▸ Excerpt to read
Begin

A Long Island teenager convicted of manslaughter as a hate crime in the killing of an Ecuadorean immigrant could be ordered to spend more than two decades behind bars when he is sentenced on Wednesday.
Suffolk County Assistant District Attorney Megan O'Donnell said she will ask for the maximum 25 years when Jeffrey Conroy is sentenced for his role in the November 2008 stabbing death of Marcelo Lucero. The minimum sentence is eight years.
The killing shone a spotlight on race relations on Long Island and led to a U.S. Justice Department probe of bias attacks against Hispanics and the police response to such crimes.
Conroy was one of seven teenagers implicated in the stabbing death but the only one to go to trial. Prosecutors contend Conroy was the one who inflicted the blow that killed Lucero during a midnight confrontation near the Patchogue train station. Lucero and a friend were walking to an acquaintance's home when they were attacked.

End

▸ Objective A
According to the news report on the Lucero killing, how many teenagers were implicated in the stabbing death?
▸ Objective B
Write the next few sentences of the news report on the Lucero killing, picking up after its last sentence.
The listing has nothing to do with this.

▸ Recorded information
Begin

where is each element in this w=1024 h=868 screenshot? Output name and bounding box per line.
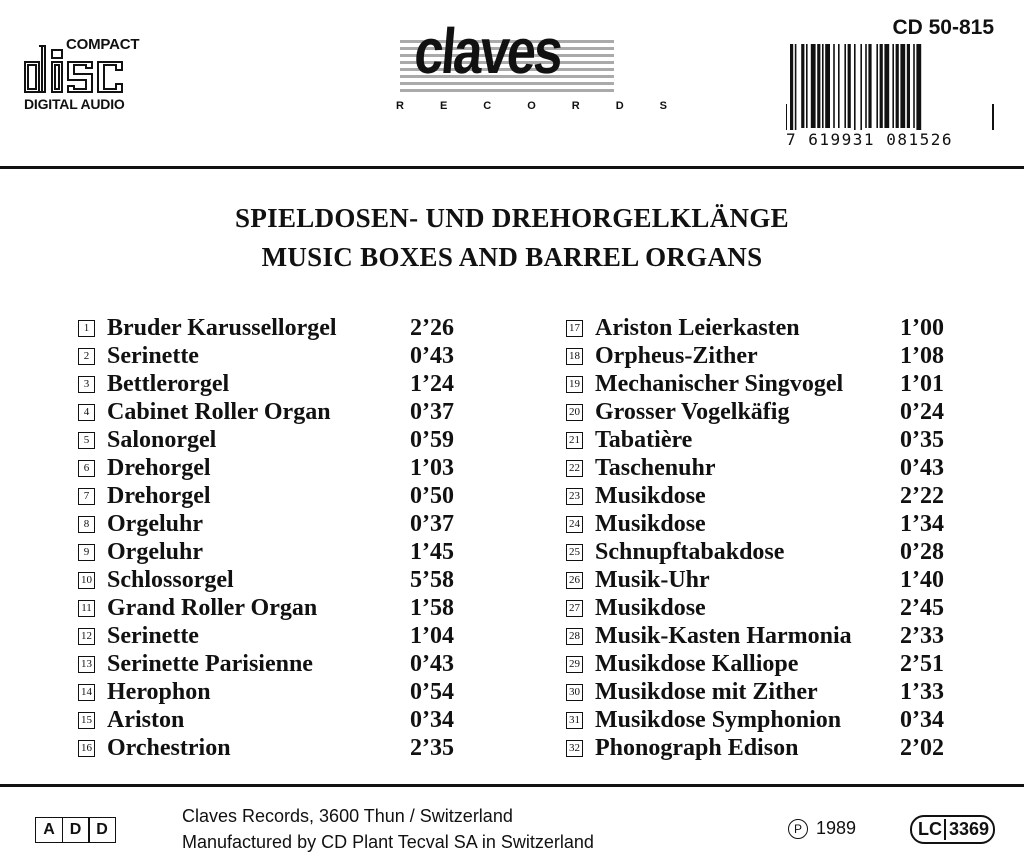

End

▸ Task output A
Seven teenagers.

▸ Task output B
"I am just hoping for the best," Joselo Lucero, the victim's brother, said Tuesday after a court hearing where one of the other suspects pleaded guilty for his role in the killing. Christopher Overton, whom Conroy claimed on the witness stand was the actual killer, pleaded guilty to gang assault, conspiracy and attempted assault as a hate crime. He was the fifth defendant to enter a guilty plea.
Jose Lucero and his sister Isabel were expected to make victim's impact statements at the sentencing hearing before state Supreme Court Justice Robert Doyle. The victim's mother, Rosario Lucero, also was expected to attend the sentencing.
Jose Lucero said he did not intend to ask for the maximum sentence for Conroy. "Whatever the judge decides," he said. "I just want him to send the right message."
Conroy was acquitted of two counts of murder, including one count as a hate crime, but he was convicted of three counts of attempted assault in an attack on Lucero's friend, as well as two other Hispanic men before the stabbing.
The killing focused national attentionon Long Island's Suffolk County, which has seen an influx of immigrants from Central and South America in the past decade. In a September 2009 report, the Southern Poverty Law Center documented repeated attacks on Hispanics since 2000.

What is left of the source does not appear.